start DATA FOR THIS EXERCISE

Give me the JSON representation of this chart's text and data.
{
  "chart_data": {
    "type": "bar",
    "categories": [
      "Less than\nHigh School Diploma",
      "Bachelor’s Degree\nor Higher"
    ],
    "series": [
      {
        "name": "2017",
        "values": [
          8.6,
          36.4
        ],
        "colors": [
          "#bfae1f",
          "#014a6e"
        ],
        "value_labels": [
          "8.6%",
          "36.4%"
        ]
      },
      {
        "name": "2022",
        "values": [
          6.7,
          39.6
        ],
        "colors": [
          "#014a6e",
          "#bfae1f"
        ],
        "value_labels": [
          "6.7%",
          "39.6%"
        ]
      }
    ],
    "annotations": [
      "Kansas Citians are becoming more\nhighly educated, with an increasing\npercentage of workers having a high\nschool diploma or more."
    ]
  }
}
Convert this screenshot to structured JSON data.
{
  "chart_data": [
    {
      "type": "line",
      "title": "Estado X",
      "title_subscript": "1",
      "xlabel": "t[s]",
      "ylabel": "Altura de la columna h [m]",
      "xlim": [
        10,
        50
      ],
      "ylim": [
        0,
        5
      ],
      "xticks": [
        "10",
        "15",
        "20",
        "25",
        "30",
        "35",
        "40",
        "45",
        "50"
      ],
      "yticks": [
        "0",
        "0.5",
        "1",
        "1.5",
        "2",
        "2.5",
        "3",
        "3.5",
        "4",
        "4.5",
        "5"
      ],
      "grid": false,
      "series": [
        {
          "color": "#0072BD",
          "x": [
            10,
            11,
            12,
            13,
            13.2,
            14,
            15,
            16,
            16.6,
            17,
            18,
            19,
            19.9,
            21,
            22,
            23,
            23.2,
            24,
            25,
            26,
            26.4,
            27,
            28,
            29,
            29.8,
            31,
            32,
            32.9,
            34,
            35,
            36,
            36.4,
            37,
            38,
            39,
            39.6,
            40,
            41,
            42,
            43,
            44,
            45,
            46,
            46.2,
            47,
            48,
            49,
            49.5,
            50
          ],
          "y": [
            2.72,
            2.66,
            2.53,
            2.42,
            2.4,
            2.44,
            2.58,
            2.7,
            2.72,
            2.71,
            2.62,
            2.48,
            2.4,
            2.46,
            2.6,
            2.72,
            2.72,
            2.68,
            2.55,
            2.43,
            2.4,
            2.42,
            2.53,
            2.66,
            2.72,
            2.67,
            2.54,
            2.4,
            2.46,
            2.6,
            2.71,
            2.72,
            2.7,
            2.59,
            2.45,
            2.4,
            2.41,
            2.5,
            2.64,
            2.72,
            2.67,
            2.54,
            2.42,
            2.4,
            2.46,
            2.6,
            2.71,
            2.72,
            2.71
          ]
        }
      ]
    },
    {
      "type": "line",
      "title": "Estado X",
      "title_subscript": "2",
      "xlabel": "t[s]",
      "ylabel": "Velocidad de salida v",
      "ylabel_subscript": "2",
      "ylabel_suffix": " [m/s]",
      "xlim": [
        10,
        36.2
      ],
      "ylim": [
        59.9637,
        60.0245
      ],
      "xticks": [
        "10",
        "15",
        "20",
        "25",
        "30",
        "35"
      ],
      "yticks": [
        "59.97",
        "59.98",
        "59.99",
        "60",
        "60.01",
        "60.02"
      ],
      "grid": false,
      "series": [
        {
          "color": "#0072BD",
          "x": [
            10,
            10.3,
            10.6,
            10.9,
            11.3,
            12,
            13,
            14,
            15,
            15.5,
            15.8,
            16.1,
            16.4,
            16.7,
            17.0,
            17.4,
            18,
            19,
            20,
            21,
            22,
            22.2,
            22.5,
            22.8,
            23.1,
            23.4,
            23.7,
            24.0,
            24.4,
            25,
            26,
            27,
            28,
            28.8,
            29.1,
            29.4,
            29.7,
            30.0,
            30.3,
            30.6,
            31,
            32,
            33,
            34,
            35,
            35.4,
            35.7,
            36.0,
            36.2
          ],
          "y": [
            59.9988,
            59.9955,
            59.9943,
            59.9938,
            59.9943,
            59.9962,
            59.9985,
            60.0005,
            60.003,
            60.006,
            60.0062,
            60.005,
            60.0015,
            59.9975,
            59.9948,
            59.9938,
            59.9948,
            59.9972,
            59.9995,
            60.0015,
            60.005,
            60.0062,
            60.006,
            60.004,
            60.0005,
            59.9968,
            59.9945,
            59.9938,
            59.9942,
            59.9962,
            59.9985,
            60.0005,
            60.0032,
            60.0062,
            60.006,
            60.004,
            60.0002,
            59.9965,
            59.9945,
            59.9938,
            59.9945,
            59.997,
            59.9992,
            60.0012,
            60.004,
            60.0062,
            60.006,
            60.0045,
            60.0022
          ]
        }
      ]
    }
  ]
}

end DATA FOR THIS EXERCISE

Quote the listing in full, please, keeping every line exact.

Give me the JSON representation of this chart's text and data.
{
  "chart_data": {
    "type": "bar",
    "categories": [
      "Less than\nHigh School Diploma",
      "Bachelor’s Degree\nor Higher"
    ],
    "series": [
      {
        "name": "2017",
        "values": [
          8.6,
          36.4
        ],
        "colors": [
          "#bfae1f",
          "#014a6e"
        ],
        "value_labels": [
          "8.6%",
          "36.4%"
        ]
      },
      {
        "name": "2022",
        "values": [
          6.7,
          39.6
        ],
        "colors": [
          "#014a6e",
          "#bfae1f"
        ],
        "value_labels": [
          "6.7%",
          "39.6%"
        ]
      }
    ],
    "annotations": [
      "Kansas Citians are becoming more\nhighly educated, with an increasing\npercentage of workers having a high\nschool diploma or more."
    ]
  }
}
Convert this screenshot to structured JSON data.
{
  "chart_data": [
    {
      "type": "line",
      "title": "Estado X",
      "title_subscript": "1",
      "xlabel": "t[s]",
      "ylabel": "Altura de la columna h [m]",
      "xlim": [
        10,
        50
      ],
      "ylim": [
        0,
        5
      ],
      "xticks": [
        "10",
        "15",
        "20",
        "25",
        "30",
        "35",
        "40",
        "45",
        "50"
      ],
      "yticks": [
        "0",
        "0.5",
        "1",
        "1.5",
        "2",
        "2.5",
        "3",
        "3.5",
        "4",
        "4.5",
        "5"
      ],
      "grid": false,
      "series": [
        {
          "color": "#0072BD",
          "x": [
            10,
            11,
            12,
            13,
            13.2,
            14,
            15,
            16,
            16.6,
            17,
            18,
            19,
            19.9,
            21,
            22,
            23,
            23.2,
            24,
            25,
            26,
            26.4,
            27,
            28,
            29,
            29.8,
            31,
            32,
            32.9,
            34,
            35,
            36,
            36.4,
            37,
            38,
            39,
            39.6,
            40,
            41,
            42,
            43,
            44,
            45,
            46,
            46.2,
            47,
            48,
            49,
            49.5,
            50
          ],
          "y": [
            2.72,
            2.66,
            2.53,
            2.42,
            2.4,
            2.44,
            2.58,
            2.7,
            2.72,
            2.71,
            2.62,
            2.48,
            2.4,
            2.46,
            2.6,
            2.72,
            2.72,
            2.68,
            2.55,
            2.43,
            2.4,
            2.42,
            2.53,
            2.66,
            2.72,
            2.67,
            2.54,
            2.4,
            2.46,
            2.6,
            2.71,
            2.72,
            2.7,
            2.59,
            2.45,
            2.4,
            2.41,
            2.5,
            2.64,
            2.72,
            2.67,
            2.54,
            2.42,
            2.4,
            2.46,
            2.6,
            2.71,
            2.72,
            2.71
          ]
        }
      ]
    },
    {
      "type": "line",
      "title": "Estado X",
      "title_subscript": "2",
      "xlabel": "t[s]",
      "ylabel": "Velocidad de salida v",
      "ylabel_subscript": "2",
      "ylabel_suffix": " [m/s]",
      "xlim": [
        10,
        36.2
      ],
      "ylim": [
        59.9637,
        60.0245
      ],
      "xticks": [
        "10",
        "15",
        "20",
        "25",
        "30",
        "35"
      ],
      "yticks": [
        "59.97",
        "59.98",
        "59.99",
        "60",
        "60.01",
        "60.02"
      ],
      "grid": false,
      "series": [
        {
          "color": "#0072BD",
          "x": [
            10,
            10.3,
            10.6,
            10.9,
            11.3,
            12,
            13,
            14,
            15,
            15.5,
            15.8,
            16.1,
            16.4,
            16.7,
            17.0,
            17.4,
            18,
            19,
            20,
            21,
            22,
            22.2,
            22.5,
            22.8,
            23.1,
            23.4,
            23.7,
            24.0,
            24.4,
            25,
            26,
            27,
            28,
            28.8,
            29.1,
            29.4,
            29.7,
            30.0,
            30.3,
            30.6,
            31,
            32,
            33,
            34,
            35,
            35.4,
            35.7,
            36.0,
            36.2
          ],
          "y": [
            59.9988,
            59.9955,
            59.9943,
            59.9938,
            59.9943,
            59.9962,
            59.9985,
            60.0005,
            60.003,
            60.006,
            60.0062,
            60.005,
            60.0015,
            59.9975,
            59.9948,
            59.9938,
            59.9948,
            59.9972,
            59.9995,
            60.0015,
            60.005,
            60.0062,
            60.006,
            60.004,
            60.0005,
            59.9968,
            59.9945,
            59.9938,
            59.9942,
            59.9962,
            59.9985,
            60.0005,
            60.0032,
            60.0062,
            60.006,
            60.004,
            60.0002,
            59.9965,
            59.9945,
            59.9938,
            59.9945,
            59.997,
            59.9992,
            60.0012,
            60.004,
            60.0062,
            60.006,
            60.0045,
            60.0022
          ]
        }
      ]
    }
  ]
}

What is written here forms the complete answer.